Data supplied:
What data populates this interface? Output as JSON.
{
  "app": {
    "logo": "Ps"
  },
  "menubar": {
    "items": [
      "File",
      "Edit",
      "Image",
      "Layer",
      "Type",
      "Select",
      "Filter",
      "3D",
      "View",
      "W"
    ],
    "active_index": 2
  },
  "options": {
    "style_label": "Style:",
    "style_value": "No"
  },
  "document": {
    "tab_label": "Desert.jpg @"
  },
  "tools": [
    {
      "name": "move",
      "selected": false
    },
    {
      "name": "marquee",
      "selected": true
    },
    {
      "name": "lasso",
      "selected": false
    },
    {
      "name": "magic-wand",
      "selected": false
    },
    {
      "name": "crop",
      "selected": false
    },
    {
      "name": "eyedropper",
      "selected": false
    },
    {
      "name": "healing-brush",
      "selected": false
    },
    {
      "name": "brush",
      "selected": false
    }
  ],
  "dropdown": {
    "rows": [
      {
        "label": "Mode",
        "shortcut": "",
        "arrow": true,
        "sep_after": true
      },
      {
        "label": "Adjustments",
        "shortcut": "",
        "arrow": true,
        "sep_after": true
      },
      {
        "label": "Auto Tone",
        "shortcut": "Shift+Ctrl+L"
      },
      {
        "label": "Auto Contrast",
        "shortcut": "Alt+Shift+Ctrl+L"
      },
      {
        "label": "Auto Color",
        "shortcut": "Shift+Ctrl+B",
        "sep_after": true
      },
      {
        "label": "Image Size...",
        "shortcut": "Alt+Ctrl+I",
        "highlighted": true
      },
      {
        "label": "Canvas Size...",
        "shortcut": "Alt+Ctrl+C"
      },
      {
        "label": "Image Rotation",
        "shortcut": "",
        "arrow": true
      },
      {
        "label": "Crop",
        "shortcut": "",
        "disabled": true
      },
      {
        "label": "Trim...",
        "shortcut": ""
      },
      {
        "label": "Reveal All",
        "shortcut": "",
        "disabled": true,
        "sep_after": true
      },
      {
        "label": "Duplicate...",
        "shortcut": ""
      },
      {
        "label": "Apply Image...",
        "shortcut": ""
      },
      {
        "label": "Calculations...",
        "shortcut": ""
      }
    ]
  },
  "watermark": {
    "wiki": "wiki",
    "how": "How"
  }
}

Problem requirements: Gather all the lines that include the word "Image" and copy them out.

In response:
      "Image",
        "label": "Image Size...",
        "label": "Image Rotation",
        "label": "Apply Image...",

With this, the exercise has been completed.